BRIEF: In the entries below, find the lines with the word "name" and copy them.
── INFORMATION SUPPLIED
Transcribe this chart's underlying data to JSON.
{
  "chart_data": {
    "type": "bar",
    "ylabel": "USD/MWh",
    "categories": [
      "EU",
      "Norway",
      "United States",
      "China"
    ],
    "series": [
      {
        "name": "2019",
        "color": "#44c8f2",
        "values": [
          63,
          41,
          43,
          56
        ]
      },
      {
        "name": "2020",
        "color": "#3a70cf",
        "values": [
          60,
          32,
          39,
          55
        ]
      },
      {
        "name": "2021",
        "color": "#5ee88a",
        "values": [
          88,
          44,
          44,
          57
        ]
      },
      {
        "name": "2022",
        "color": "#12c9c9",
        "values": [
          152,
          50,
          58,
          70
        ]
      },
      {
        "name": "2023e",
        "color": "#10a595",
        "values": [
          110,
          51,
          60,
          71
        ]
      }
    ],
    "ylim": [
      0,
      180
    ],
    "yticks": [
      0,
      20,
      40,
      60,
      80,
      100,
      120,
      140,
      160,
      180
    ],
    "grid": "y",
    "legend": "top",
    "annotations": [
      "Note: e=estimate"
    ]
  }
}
────
SOLUTION TO THE PROBLEM:
        "name": "2019",
        "name": "2020",
        "name": "2021",
        "name": "2022",
        "name": "2023e",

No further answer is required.